[START THE DATA]

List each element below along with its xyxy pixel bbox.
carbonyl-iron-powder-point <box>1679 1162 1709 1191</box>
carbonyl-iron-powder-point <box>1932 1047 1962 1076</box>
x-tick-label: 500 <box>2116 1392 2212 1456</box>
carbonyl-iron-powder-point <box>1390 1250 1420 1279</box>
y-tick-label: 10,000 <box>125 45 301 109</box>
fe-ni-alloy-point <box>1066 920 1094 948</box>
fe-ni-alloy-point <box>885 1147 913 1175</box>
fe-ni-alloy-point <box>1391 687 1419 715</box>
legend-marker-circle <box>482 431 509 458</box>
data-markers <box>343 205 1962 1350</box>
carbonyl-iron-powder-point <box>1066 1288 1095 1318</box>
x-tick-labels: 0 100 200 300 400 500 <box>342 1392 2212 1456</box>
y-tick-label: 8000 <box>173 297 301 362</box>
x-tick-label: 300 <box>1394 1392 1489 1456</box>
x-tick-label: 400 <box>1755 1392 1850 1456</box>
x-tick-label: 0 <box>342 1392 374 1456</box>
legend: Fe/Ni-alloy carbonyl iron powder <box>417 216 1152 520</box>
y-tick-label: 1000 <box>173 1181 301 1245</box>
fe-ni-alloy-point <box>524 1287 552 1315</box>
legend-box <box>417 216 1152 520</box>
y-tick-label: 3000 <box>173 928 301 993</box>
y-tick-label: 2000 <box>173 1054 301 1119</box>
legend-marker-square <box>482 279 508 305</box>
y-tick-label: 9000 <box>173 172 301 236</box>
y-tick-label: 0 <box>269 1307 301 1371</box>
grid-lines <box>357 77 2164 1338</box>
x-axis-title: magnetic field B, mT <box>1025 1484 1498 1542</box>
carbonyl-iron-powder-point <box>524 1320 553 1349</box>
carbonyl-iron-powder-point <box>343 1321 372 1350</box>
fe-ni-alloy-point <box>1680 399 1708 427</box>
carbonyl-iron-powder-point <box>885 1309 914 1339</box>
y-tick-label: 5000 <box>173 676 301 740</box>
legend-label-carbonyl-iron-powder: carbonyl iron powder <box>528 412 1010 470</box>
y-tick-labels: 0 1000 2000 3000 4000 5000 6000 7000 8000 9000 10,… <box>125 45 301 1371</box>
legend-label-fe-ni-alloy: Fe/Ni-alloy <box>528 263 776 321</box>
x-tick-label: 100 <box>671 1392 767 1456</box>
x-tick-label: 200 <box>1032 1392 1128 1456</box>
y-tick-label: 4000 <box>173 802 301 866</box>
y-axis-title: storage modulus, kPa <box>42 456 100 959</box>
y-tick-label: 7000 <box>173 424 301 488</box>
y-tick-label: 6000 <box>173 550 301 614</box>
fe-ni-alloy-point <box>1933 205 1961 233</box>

[END THE DATA]

* _WHAT IS NEEDED_: Reproduce the data above line for line, changing nothing.

* _SOLUTION TO THIS EXERCISE_:
List each element below along with its xyxy pixel bbox.
carbonyl-iron-powder-point <box>1679 1162 1709 1191</box>
carbonyl-iron-powder-point <box>1932 1047 1962 1076</box>
x-tick-label: 500 <box>2116 1392 2212 1456</box>
carbonyl-iron-powder-point <box>1390 1250 1420 1279</box>
y-tick-label: 10,000 <box>125 45 301 109</box>
fe-ni-alloy-point <box>1066 920 1094 948</box>
fe-ni-alloy-point <box>885 1147 913 1175</box>
fe-ni-alloy-point <box>1391 687 1419 715</box>
legend-marker-circle <box>482 431 509 458</box>
data-markers <box>343 205 1962 1350</box>
carbonyl-iron-powder-point <box>1066 1288 1095 1318</box>
x-tick-labels: 0 100 200 300 400 500 <box>342 1392 2212 1456</box>
y-tick-label: 8000 <box>173 297 301 362</box>
x-tick-label: 300 <box>1394 1392 1489 1456</box>
x-tick-label: 400 <box>1755 1392 1850 1456</box>
x-tick-label: 0 <box>342 1392 374 1456</box>
legend: Fe/Ni-alloy carbonyl iron powder <box>417 216 1152 520</box>
y-tick-label: 1000 <box>173 1181 301 1245</box>
fe-ni-alloy-point <box>524 1287 552 1315</box>
legend-box <box>417 216 1152 520</box>
y-tick-label: 3000 <box>173 928 301 993</box>
y-tick-label: 2000 <box>173 1054 301 1119</box>
legend-marker-square <box>482 279 508 305</box>
y-tick-label: 9000 <box>173 172 301 236</box>
y-tick-label: 0 <box>269 1307 301 1371</box>
grid-lines <box>357 77 2164 1338</box>
x-axis-title: magnetic field B, mT <box>1025 1484 1498 1542</box>
carbonyl-iron-powder-point <box>524 1320 553 1349</box>
carbonyl-iron-powder-point <box>343 1321 372 1350</box>
fe-ni-alloy-point <box>1680 399 1708 427</box>
carbonyl-iron-powder-point <box>885 1309 914 1339</box>
y-tick-label: 5000 <box>173 676 301 740</box>
legend-label-carbonyl-iron-powder: carbonyl iron powder <box>528 412 1010 470</box>
y-tick-labels: 0 1000 2000 3000 4000 5000 6000 7000 8000 9000 10,… <box>125 45 301 1371</box>
legend-label-fe-ni-alloy: Fe/Ni-alloy <box>528 263 776 321</box>
x-tick-label: 100 <box>671 1392 767 1456</box>
x-tick-label: 200 <box>1032 1392 1128 1456</box>
y-tick-label: 4000 <box>173 802 301 866</box>
y-axis-title: storage modulus, kPa <box>42 456 100 959</box>
y-tick-label: 7000 <box>173 424 301 488</box>
y-tick-label: 6000 <box>173 550 301 614</box>
fe-ni-alloy-point <box>1933 205 1961 233</box>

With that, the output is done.